Decide whether each statement below agrees with the notes that follow, and answer yes or no for each, quoting the deciding words exactly.
1. The file reduced_to_real_new_h4_a5r_sa3a_ali_start.json holds paths with -1 in one or more fields.
2. The invalid mapper is normally put into a spreadsheet so that hassan can fix it.
3. The order in which the mappers are joined with | makes little difference.

- [SOURCE]:
________________

1- prepare the reduced path
first you need to run
python generate_reduced_h4_a5bar_latest_version.py
change the data_path_h1
variable to the dir contain the images example
data_path_h1="/home/administrator/data/raw/h4/اخبار اليوم"
this will generate reduced path almost for all images
this will genreate 2 json files
1- reduced_to_real_new_h4_a5r_sa3a_ali_start.json
this contain reduced paths all numbers and doesn't contain -1
2- invalid_mapper_real_reduced_h4_a5r_sa3a_ali_start.json
this contain reduced path all number and contain -1 in one or more fields
normally you will make xcel sheet for invalid mapper and ask hassan to fix it
the reduced path files contain
the "abs-path" : 'reduced-path"
take the asr data from hasan and follow the step in the MCIT 2 machine
steps.txt the first section to upload the ASR
on the server machine
go to
cd ~/magz_scripts/test_upload_h4
run automate3_mul_latest_version.py
modify
the folder_date
to be the folder date you want to Process inside ~/data/magz/ASR
the hard_folder
to be the subdirs inside the dare dire in the ASR path
the reduced json paths
data_path=f"/home/administrator/data/magz/ASR/{folder_date}/{hard_name}/{internal_batch_name}"
json_path_h4_a5bar1="reduced_to_real_new_h4_a5r_sa3a.json" # you can comment it
json_path_h4="reduced_to_real_new_h4.json" # you can comment it
json_path_h4_invalid_fixed="invalid_reduced_to_real_new_h4_fixed.json"# you can comment it
json_path="reduced_to_real_new.json" # change it to the json generatted from step 1
ocr_output_path=f"/home/administrator/data/magz/OCR/{folder_date}/{hard_name}/{internal_batch_name}" #"/home/administrator/data/magz/OCR/17-7-2023/h1/المصور/باتش 5 المصور 2"
mapper_real_to_reduce_4=read_reduced_path(json_path_h4_a5bar1) # you can comment it
mapper_real_to_reduce_1=read_reduced_path(json_path) # leave it as it is
mapper_real_to_reduce_2=read_reduced_path(json_path_h4) # you can comment it
mapper_real_to_reduce_3=read_reduced_path(json_path_h4_invalid_fixed) # you can comment it
mapper_real_to_reduce=mapper_real_to_reduce_4|mapper_real_to_reduce_2|mapper_real_to_reduce_1|mapper_real_to_reduce_3 # remove all of them except mapper_real_to_reduce_1 ### note that the | order matters a lot so take care
Example
folder_date="9-8-2023" # this is a folder inside ~/data/magz/ASR
hard_folders={
"h4/اخبار اليوم":
["اخر ساعة"]
}
this will generate dir in ~/data/magz/OCR/{folder_dare}/{hard_folder}/{hard_folder[values]}
example
~/data/magz/OCR/11-8-2023/h4/اخبار اليوم/اخر ساعة
this folder contain the reduced paths Titles Pargraphs Articles ...

________________

- [INFORMATION SHOWN]:
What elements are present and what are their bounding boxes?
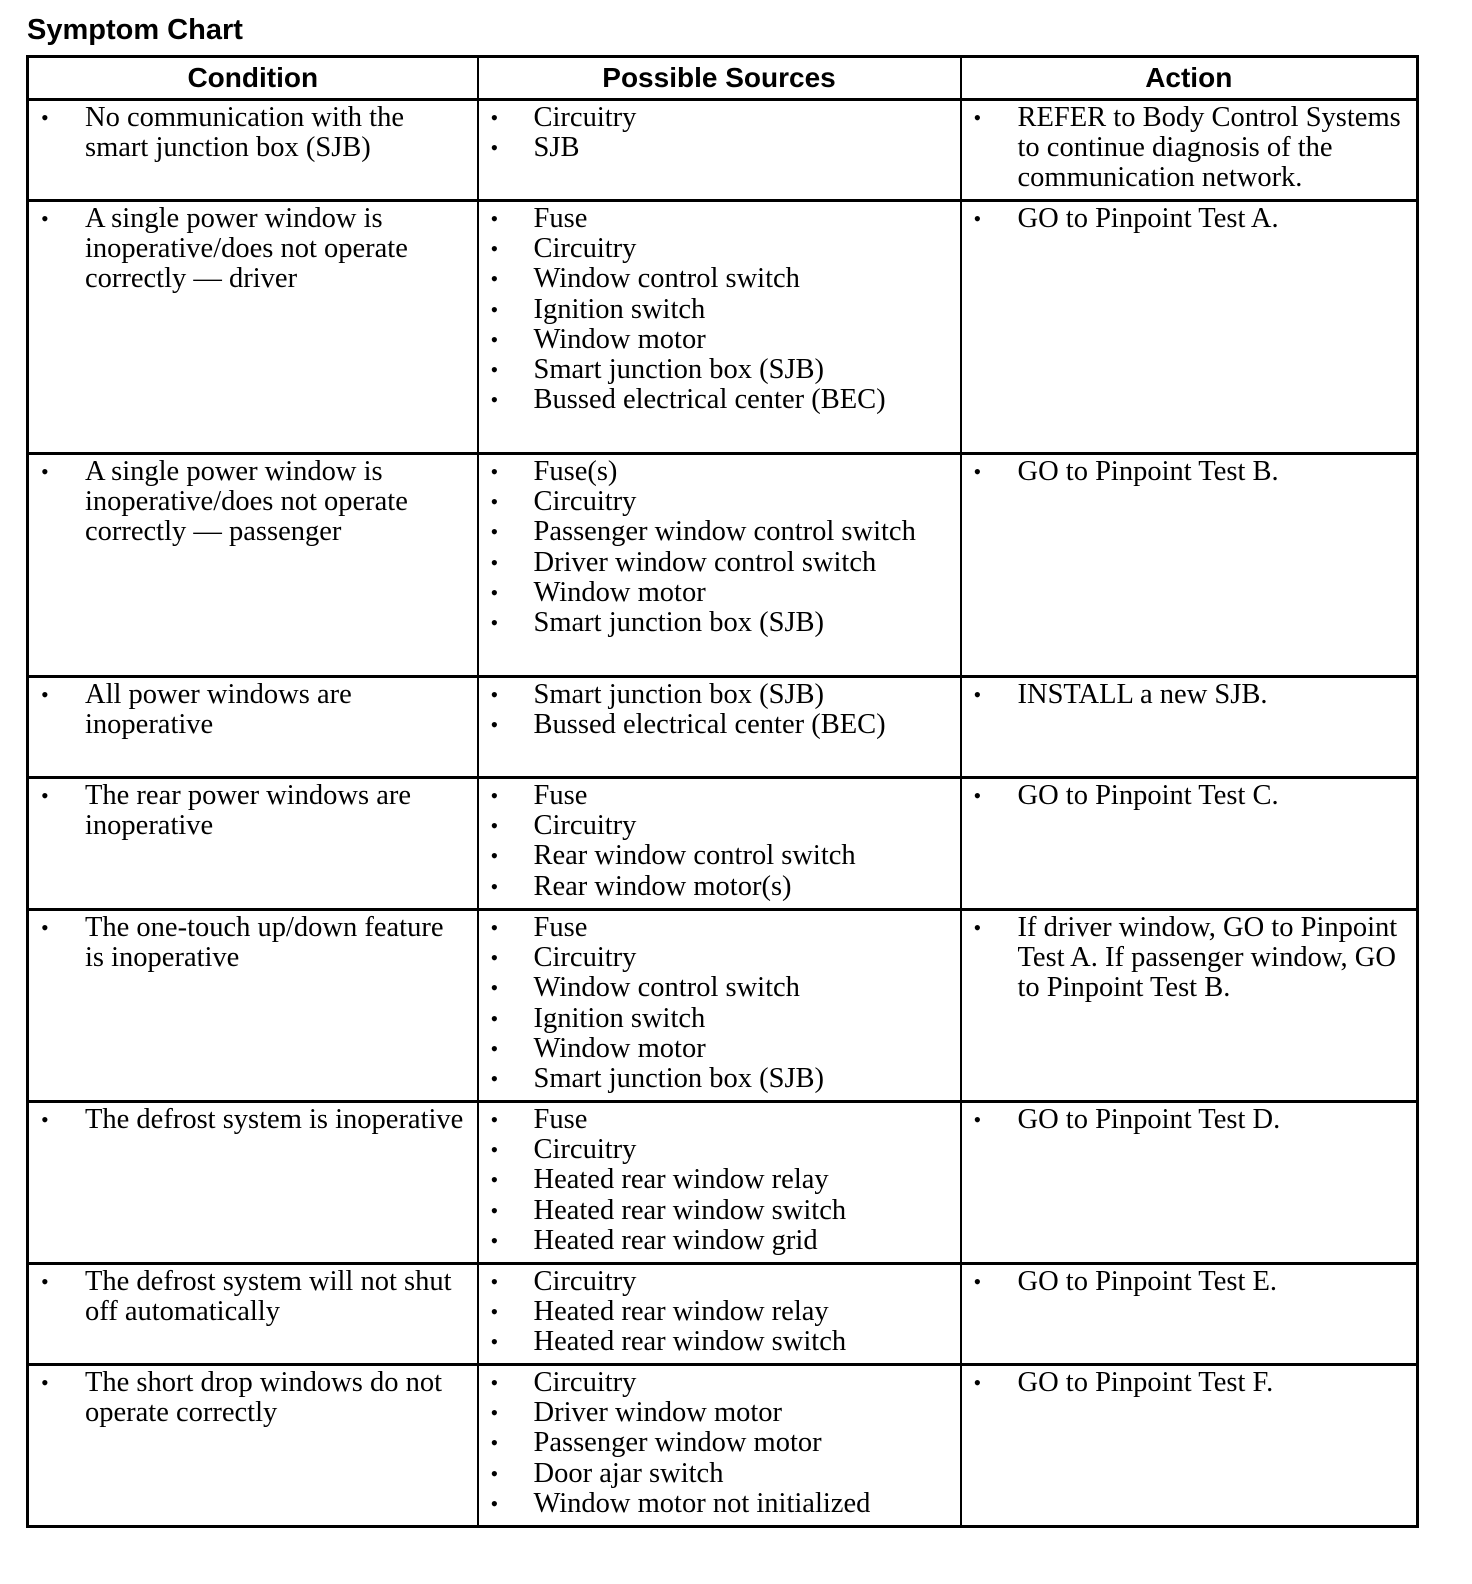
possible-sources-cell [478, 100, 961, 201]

________________

- [EXERCISE OUTPUT]:
1. No: "this contain reduced paths all numbers and doesn't contain -1"
2. Yes: "normally you will make xcel sheet for invalid mapper and ask hassan to fix it"
3. No: "note that the | order matters a lot so take care"